◆ What this task involves: Each entry should be quoted word for word, including every mark of punctuation.

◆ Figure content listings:
%%

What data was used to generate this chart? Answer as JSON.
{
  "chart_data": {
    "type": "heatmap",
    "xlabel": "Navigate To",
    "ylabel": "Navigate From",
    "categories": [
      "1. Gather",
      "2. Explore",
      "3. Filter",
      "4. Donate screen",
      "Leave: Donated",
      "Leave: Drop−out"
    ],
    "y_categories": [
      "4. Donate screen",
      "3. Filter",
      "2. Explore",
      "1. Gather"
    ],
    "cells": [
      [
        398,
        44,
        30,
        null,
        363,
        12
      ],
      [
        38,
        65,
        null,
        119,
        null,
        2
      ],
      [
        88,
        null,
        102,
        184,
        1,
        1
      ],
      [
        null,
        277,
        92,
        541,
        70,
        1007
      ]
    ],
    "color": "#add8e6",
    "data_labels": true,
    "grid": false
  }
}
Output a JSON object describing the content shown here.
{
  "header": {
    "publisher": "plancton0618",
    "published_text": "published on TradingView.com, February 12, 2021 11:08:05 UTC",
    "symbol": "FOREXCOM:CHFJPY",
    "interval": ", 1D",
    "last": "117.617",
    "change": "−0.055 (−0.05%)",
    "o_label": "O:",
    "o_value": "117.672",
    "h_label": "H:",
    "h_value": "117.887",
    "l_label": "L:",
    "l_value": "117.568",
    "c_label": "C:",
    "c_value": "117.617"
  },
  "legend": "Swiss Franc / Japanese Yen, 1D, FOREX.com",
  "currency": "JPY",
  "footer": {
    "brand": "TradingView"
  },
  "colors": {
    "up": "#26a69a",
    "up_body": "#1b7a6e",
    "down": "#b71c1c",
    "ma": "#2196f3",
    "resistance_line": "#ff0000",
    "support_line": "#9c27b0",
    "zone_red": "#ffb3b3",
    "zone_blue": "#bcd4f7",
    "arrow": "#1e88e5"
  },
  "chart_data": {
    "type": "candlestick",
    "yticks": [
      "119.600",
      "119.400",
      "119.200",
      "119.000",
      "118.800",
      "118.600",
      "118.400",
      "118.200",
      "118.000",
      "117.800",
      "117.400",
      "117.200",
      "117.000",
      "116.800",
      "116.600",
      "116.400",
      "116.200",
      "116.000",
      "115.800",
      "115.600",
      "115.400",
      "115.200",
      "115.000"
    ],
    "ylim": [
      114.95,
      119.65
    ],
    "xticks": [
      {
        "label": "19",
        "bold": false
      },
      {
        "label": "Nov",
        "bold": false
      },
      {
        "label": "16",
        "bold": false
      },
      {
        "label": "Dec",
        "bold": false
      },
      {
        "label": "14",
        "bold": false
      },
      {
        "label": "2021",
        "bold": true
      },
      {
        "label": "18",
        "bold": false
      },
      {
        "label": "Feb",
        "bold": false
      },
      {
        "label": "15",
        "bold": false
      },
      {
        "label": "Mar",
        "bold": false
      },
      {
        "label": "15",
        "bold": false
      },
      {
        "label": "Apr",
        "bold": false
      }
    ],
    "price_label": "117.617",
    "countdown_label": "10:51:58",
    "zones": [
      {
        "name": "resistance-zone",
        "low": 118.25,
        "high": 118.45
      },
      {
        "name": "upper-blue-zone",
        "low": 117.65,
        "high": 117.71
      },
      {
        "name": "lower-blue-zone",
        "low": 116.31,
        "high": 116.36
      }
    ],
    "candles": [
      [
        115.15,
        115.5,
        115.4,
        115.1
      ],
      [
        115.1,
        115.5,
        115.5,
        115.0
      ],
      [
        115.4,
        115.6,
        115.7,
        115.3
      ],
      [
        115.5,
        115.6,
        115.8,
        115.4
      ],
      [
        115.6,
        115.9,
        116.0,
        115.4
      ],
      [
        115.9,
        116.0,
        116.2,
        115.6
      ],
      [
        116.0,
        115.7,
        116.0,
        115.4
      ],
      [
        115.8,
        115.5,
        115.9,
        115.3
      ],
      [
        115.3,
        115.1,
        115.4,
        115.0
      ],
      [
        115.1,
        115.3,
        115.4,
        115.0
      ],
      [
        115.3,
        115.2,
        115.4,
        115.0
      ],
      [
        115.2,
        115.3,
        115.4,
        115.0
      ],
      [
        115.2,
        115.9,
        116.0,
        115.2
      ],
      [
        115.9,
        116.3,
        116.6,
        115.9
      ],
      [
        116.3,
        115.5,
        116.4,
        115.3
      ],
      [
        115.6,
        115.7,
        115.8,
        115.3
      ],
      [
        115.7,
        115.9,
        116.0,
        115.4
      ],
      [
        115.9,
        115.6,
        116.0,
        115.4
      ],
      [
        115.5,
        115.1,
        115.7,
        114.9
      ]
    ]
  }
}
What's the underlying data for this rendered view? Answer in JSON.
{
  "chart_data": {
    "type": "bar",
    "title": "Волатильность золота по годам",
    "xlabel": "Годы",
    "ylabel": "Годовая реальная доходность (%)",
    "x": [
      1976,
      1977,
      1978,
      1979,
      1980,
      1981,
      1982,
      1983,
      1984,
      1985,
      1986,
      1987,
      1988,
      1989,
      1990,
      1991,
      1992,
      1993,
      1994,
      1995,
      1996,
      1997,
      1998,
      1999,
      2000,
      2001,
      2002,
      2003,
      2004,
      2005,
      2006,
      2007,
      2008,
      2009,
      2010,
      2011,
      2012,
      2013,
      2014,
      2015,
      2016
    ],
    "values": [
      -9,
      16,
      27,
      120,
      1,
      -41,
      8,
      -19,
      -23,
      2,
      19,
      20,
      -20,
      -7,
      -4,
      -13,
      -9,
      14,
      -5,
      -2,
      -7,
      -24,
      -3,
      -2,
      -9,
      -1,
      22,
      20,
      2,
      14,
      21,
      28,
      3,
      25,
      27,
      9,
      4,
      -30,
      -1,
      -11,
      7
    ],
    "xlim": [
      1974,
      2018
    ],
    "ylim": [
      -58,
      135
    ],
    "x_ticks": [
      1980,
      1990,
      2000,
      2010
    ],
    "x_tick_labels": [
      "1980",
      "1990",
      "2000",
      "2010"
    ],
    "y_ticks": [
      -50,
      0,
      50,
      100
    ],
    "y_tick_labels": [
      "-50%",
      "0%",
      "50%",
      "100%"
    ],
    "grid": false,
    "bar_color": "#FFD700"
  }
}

%%

◆ The answer:
What data was used to generate this chart? Answer as JSON.
{
  "chart_data": {
    "type": "heatmap",
    "xlabel": "Navigate To",
    "ylabel": "Navigate From",
    "categories": [
      "1. Gather",
      "2. Explore",
      "3. Filter",
      "4. Donate screen",
      "Leave: Donated",
      "Leave: Drop−out"
    ],
    "y_categories": [
      "4. Donate screen",
      "3. Filter",
      "2. Explore",
      "1. Gather"
    ],
    "cells": [
      [
        398,
        44,
        30,
        null,
        363,
        12
      ],
      [
        38,
        65,
        null,
        119,
        null,
        2
      ],
      [
        88,
        null,
        102,
        184,
        1,
        1
      ],
      [
        null,
        277,
        92,
        541,
        70,
        1007
      ]
    ],
    "color": "#add8e6",
    "data_labels": true,
    "grid": false
  }
}
Output a JSON object describing the content shown here.
{
  "header": {
    "publisher": "plancton0618",
    "published_text": "published on TradingView.com, February 12, 2021 11:08:05 UTC",
    "symbol": "FOREXCOM:CHFJPY",
    "interval": ", 1D",
    "last": "117.617",
    "change": "−0.055 (−0.05%)",
    "o_label": "O:",
    "o_value": "117.672",
    "h_label": "H:",
    "h_value": "117.887",
    "l_label": "L:",
    "l_value": "117.568",
    "c_label": "C:",
    "c_value": "117.617"
  },
  "legend": "Swiss Franc / Japanese Yen, 1D, FOREX.com",
  "currency": "JPY",
  "footer": {
    "brand": "TradingView"
  },
  "colors": {
    "up": "#26a69a",
    "up_body": "#1b7a6e",
    "down": "#b71c1c",
    "ma": "#2196f3",
    "resistance_line": "#ff0000",
    "support_line": "#9c27b0",
    "zone_red": "#ffb3b3",
    "zone_blue": "#bcd4f7",
    "arrow": "#1e88e5"
  },
  "chart_data": {
    "type": "candlestick",
    "yticks": [
      "119.600",
      "119.400",
      "119.200",
      "119.000",
      "118.800",
      "118.600",
      "118.400",
      "118.200",
      "118.000",
      "117.800",
      "117.400",
      "117.200",
      "117.000",
      "116.800",
      "116.600",
      "116.400",
      "116.200",
      "116.000",
      "115.800",
      "115.600",
      "115.400",
      "115.200",
      "115.000"
    ],
    "ylim": [
      114.95,
      119.65
    ],
    "xticks": [
      {
        "label": "19",
        "bold": false
      },
      {
        "label": "Nov",
        "bold": false
      },
      {
        "label": "16",
        "bold": false
      },
      {
        "label": "Dec",
        "bold": false
      },
      {
        "label": "14",
        "bold": false
      },
      {
        "label": "2021",
        "bold": true
      },
      {
        "label": "18",
        "bold": false
      },
      {
        "label": "Feb",
        "bold": false
      },
      {
        "label": "15",
        "bold": false
      },
      {
        "label": "Mar",
        "bold": false
      },
      {
        "label": "15",
        "bold": false
      },
      {
        "label": "Apr",
        "bold": false
      }
    ],
    "price_label": "117.617",
    "countdown_label": "10:51:58",
    "zones": [
      {
        "name": "resistance-zone",
        "low": 118.25,
        "high": 118.45
      },
      {
        "name": "upper-blue-zone",
        "low": 117.65,
        "high": 117.71
      },
      {
        "name": "lower-blue-zone",
        "low": 116.31,
        "high": 116.36
      }
    ],
    "candles": [
      [
        115.15,
        115.5,
        115.4,
        115.1
      ],
      [
        115.1,
        115.5,
        115.5,
        115.0
      ],
      [
        115.4,
        115.6,
        115.7,
        115.3
      ],
      [
        115.5,
        115.6,
        115.8,
        115.4
      ],
      [
        115.6,
        115.9,
        116.0,
        115.4
      ],
      [
        115.9,
        116.0,
        116.2,
        115.6
      ],
      [
        116.0,
        115.7,
        116.0,
        115.4
      ],
      [
        115.8,
        115.5,
        115.9,
        115.3
      ],
      [
        115.3,
        115.1,
        115.4,
        115.0
      ],
      [
        115.1,
        115.3,
        115.4,
        115.0
      ],
      [
        115.3,
        115.2,
        115.4,
        115.0
      ],
      [
        115.2,
        115.3,
        115.4,
        115.0
      ],
      [
        115.2,
        115.9,
        116.0,
        115.2
      ],
      [
        115.9,
        116.3,
        116.6,
        115.9
      ],
      [
        116.3,
        115.5,
        116.4,
        115.3
      ],
      [
        115.6,
        115.7,
        115.8,
        115.3
      ],
      [
        115.7,
        115.9,
        116.0,
        115.4
      ],
      [
        115.9,
        115.6,
        116.0,
        115.4
      ],
      [
        115.5,
        115.1,
        115.7,
        114.9
      ]
    ]
  }
}
What's the underlying data for this rendered view? Answer in JSON.
{
  "chart_data": {
    "type": "bar",
    "title": "Волатильность золота по годам",
    "xlabel": "Годы",
    "ylabel": "Годовая реальная доходность (%)",
    "x": [
      1976,
      1977,
      1978,
      1979,
      1980,
      1981,
      1982,
      1983,
      1984,
      1985,
      1986,
      1987,
      1988,
      1989,
      1990,
      1991,
      1992,
      1993,
      1994,
      1995,
      1996,
      1997,
      1998,
      1999,
      2000,
      2001,
      2002,
      2003,
      2004,
      2005,
      2006,
      2007,
      2008,
      2009,
      2010,
      2011,
      2012,
      2013,
      2014,
      2015,
      2016
    ],
    "values": [
      -9,
      16,
      27,
      120,
      1,
      -41,
      8,
      -19,
      -23,
      2,
      19,
      20,
      -20,
      -7,
      -4,
      -13,
      -9,
      14,
      -5,
      -2,
      -7,
      -24,
      -3,
      -2,
      -9,
      -1,
      22,
      20,
      2,
      14,
      21,
      28,
      3,
      25,
      27,
      9,
      4,
      -30,
      -1,
      -11,
      7
    ],
    "xlim": [
      1974,
      2018
    ],
    "ylim": [
      -58,
      135
    ],
    "x_ticks": [
      1980,
      1990,
      2000,
      2010
    ],
    "x_tick_labels": [
      "1980",
      "1990",
      "2000",
      "2010"
    ],
    "y_ticks": [
      -50,
      0,
      50,
      100
    ],
    "y_tick_labels": [
      "-50%",
      "0%",
      "50%",
      "100%"
    ],
    "grid": false,
    "bar_color": "#FFD700"
  }
}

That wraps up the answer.